#### EXERCISE REQUIREMENTS:
Repeat the entries that follow verbatim, without any of their pictures.

○ ○ ○ ○ ○ ○ ○

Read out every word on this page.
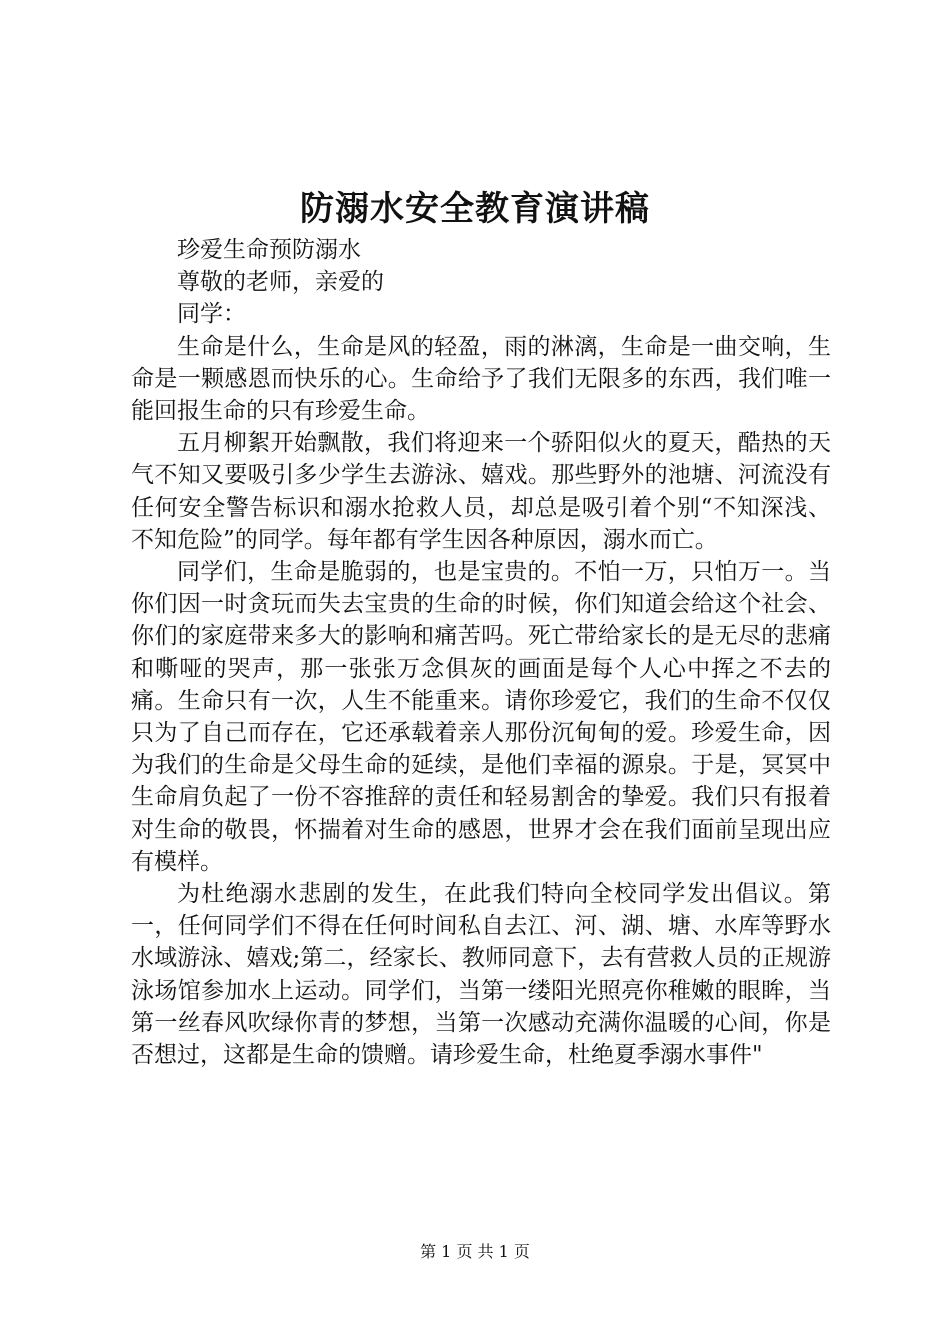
防溺水安全教育演讲稿

珍爱生命预防溺水

尊敬的老师，亲爱的

同学：

生命是什么，生命是风的轻盈，雨的淋漓，生命是一曲交响，生命是一颗感恩而快乐的心。生命给予了我们无限多的东西，我们唯一能回报生命的只有珍爱生命。

五月柳絮开始飘散，我们将迎来一个骄阳似火的夏天，酷热的天气不知又要吸引多少学生去游泳、嬉戏。那些野外的池塘、河流没有任何安全警告标识和溺水抢救人员，却总是吸引着个别“不知深浅、不知危险”的同学。每年都有学生因各种原因，溺水而亡。

同学们，生命是脆弱的，也是宝贵的。不怕一万，只怕万一。当你们因一时贪玩而失去宝贵的生命的时候，你们知道会给这个社会、你们的家庭带来多大的影响和痛苦吗。死亡带给家长的是无尽的悲痛和嘶哑的哭声，那一张张万念俱灰的画面是每个人心中挥之不去的痛。生命只有一次，人生不能重来。请你珍爱它，我们的生命不仅仅只为了自己而存在，它还承载着亲人那份沉甸甸的爱。珍爱生命，因为我们的生命是父母生命的延续，是他们幸福的源泉。于是，冥冥中生命肩负起了一份不容推辞的责任和轻易割舍的挚爱。我们只有报着对生命的敬畏，怀揣着对生命的感恩，世界才会在我们面前呈现出应有模样。

为杜绝溺水悲剧的发生，在此我们特向全校同学发出倡议。第一，任何同学们不得在任何时间私自去江、河、湖、塘、水库等野水水域游泳、嬉戏;第二，经家长、教师同意下，去有营救人员的正规游泳场馆参加水上运动。同学们，当第一缕阳光照亮你稚嫩的眼眸，当第一丝春风吹绿你青的梦想，当第一次感动充满你温暖的心间，你是否想过，这都是生命的馈赠。请珍爱生命，杜绝夏季溺水事件"

第 1 页 共 1 页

○ ○ ○ ○ ○ ○ ○

#### RESPONSE FOR THIS EXERCISE:
Read out every word on this page.
防溺水安全教育演讲稿

珍爱生命预防溺水

尊敬的老师，亲爱的

同学：

生命是什么，生命是风的轻盈，雨的淋漓，生命是一曲交响，生命是一颗感恩而快乐的心。生命给予了我们无限多的东西，我们唯一能回报生命的只有珍爱生命。

五月柳絮开始飘散，我们将迎来一个骄阳似火的夏天，酷热的天气不知又要吸引多少学生去游泳、嬉戏。那些野外的池塘、河流没有任何安全警告标识和溺水抢救人员，却总是吸引着个别“不知深浅、不知危险”的同学。每年都有学生因各种原因，溺水而亡。

同学们，生命是脆弱的，也是宝贵的。不怕一万，只怕万一。当你们因一时贪玩而失去宝贵的生命的时候，你们知道会给这个社会、你们的家庭带来多大的影响和痛苦吗。死亡带给家长的是无尽的悲痛和嘶哑的哭声，那一张张万念俱灰的画面是每个人心中挥之不去的痛。生命只有一次，人生不能重来。请你珍爱它，我们的生命不仅仅只为了自己而存在，它还承载着亲人那份沉甸甸的爱。珍爱生命，因为我们的生命是父母生命的延续，是他们幸福的源泉。于是，冥冥中生命肩负起了一份不容推辞的责任和轻易割舍的挚爱。我们只有报着对生命的敬畏，怀揣着对生命的感恩，世界才会在我们面前呈现出应有模样。

为杜绝溺水悲剧的发生，在此我们特向全校同学发出倡议。第一，任何同学们不得在任何时间私自去江、河、湖、塘、水库等野水水域游泳、嬉戏;第二，经家长、教师同意下，去有营救人员的正规游泳场馆参加水上运动。同学们，当第一缕阳光照亮你稚嫩的眼眸，当第一丝春风吹绿你青的梦想，当第一次感动充满你温暖的心间，你是否想过，这都是生命的馈赠。请珍爱生命，杜绝夏季溺水事件"

第 1 页 共 1 页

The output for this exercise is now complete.